**Exercise aim**
Each line containing the word "蔡先生說" should be found and copied.
######
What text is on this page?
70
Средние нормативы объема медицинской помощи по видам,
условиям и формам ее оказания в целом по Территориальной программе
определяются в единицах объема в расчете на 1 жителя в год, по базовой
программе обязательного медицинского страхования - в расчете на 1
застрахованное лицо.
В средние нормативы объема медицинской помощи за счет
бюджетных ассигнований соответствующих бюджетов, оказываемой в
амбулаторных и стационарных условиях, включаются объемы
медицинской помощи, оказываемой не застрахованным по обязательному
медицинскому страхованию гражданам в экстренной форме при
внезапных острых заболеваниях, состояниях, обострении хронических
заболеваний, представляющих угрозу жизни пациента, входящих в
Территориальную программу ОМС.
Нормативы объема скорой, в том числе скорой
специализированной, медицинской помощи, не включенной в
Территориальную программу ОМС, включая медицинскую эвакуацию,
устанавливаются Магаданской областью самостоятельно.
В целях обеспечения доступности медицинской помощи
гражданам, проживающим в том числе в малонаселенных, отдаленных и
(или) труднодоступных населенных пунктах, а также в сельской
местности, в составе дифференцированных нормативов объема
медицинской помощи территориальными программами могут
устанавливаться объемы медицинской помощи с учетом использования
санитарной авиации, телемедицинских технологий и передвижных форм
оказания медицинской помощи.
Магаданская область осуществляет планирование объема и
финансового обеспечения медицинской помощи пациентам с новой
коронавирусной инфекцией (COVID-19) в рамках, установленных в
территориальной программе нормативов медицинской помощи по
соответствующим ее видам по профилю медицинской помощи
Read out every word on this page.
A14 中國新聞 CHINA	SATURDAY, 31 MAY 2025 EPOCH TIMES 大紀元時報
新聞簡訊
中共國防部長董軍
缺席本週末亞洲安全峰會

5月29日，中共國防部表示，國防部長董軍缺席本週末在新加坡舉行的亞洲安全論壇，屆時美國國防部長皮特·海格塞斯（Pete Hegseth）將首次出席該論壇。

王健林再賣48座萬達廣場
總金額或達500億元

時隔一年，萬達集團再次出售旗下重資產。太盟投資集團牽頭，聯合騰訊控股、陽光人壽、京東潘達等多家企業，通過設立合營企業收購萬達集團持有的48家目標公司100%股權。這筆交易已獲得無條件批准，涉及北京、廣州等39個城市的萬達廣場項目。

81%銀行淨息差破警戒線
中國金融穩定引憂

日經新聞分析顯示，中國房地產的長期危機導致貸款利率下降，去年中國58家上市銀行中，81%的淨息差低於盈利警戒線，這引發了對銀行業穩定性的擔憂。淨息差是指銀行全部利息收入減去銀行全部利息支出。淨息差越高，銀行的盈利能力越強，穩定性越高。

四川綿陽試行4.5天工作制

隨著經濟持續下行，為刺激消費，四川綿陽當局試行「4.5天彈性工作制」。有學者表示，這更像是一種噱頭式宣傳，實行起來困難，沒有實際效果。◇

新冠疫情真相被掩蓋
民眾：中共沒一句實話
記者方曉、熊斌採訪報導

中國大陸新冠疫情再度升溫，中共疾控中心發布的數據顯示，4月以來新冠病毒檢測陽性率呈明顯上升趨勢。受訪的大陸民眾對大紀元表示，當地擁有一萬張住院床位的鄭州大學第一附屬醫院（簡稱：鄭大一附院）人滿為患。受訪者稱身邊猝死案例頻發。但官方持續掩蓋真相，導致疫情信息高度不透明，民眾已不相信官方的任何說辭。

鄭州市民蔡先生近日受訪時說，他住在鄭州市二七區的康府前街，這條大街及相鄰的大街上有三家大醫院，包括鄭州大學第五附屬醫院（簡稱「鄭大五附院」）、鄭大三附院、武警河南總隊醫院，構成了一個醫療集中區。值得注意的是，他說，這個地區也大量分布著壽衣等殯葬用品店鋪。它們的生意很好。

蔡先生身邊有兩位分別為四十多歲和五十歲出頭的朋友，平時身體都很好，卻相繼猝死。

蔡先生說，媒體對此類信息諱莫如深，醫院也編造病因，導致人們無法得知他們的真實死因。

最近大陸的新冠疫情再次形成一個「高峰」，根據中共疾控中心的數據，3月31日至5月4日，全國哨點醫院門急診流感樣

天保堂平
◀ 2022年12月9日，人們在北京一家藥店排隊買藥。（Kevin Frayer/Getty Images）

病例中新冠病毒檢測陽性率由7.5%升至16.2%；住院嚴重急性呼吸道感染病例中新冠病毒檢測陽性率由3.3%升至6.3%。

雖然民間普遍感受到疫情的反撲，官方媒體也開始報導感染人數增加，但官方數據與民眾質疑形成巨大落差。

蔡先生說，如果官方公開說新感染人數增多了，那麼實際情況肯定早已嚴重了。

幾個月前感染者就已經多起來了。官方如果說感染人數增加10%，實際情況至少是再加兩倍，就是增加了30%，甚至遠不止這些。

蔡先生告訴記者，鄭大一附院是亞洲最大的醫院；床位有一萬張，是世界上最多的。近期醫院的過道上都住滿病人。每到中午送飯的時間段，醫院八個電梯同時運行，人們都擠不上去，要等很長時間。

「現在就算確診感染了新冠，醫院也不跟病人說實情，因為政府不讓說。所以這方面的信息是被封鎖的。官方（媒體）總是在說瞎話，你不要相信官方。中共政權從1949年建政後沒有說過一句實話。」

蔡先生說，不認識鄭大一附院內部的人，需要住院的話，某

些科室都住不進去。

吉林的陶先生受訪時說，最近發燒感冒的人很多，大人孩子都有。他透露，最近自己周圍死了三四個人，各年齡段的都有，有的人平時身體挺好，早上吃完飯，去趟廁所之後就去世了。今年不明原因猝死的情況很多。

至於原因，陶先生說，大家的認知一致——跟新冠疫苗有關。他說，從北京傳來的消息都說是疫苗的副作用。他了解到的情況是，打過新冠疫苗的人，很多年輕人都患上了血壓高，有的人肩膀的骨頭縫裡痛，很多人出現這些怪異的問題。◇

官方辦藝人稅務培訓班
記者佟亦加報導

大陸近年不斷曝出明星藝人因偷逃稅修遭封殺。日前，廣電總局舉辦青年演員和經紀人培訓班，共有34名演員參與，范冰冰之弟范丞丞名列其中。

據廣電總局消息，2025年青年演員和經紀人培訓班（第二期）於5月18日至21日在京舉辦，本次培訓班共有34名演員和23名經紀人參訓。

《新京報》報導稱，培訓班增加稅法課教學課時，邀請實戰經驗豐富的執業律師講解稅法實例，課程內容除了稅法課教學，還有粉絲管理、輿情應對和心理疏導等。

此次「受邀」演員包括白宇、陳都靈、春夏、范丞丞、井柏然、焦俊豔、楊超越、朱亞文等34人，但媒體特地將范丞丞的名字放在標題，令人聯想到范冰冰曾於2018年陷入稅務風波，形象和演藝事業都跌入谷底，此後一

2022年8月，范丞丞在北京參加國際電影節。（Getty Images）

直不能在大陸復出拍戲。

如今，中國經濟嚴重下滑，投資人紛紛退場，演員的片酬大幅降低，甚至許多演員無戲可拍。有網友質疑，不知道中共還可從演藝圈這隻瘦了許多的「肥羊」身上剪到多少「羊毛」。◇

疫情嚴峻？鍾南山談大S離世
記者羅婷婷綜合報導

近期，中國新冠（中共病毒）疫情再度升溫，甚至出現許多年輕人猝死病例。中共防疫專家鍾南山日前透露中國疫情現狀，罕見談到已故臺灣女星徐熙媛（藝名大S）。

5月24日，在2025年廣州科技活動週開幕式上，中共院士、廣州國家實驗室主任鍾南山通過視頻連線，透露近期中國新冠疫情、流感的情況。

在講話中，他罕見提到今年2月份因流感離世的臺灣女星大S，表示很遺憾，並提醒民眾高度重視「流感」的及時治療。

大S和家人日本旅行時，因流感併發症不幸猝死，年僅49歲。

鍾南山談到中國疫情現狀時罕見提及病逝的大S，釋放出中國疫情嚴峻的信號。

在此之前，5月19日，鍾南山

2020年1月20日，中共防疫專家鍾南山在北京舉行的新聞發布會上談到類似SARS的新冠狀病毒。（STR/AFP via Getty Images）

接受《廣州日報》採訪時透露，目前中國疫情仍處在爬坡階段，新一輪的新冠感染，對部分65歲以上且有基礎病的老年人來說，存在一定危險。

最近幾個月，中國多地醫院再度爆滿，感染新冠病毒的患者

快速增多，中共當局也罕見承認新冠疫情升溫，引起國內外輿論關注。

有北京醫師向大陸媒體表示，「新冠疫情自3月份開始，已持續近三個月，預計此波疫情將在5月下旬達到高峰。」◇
######
**Response for this exercise**
蔡先生說，媒體對此類信息諱莫如深，醫院也編造病因，導致人們無法得知他們的真實死因。
蔡先生說，如果官方公開說新感染人數增多了，那麼實際情況肯定早已嚴重了。
蔡先生說，不認識鄭大一附院內部的人，需要住院的話，某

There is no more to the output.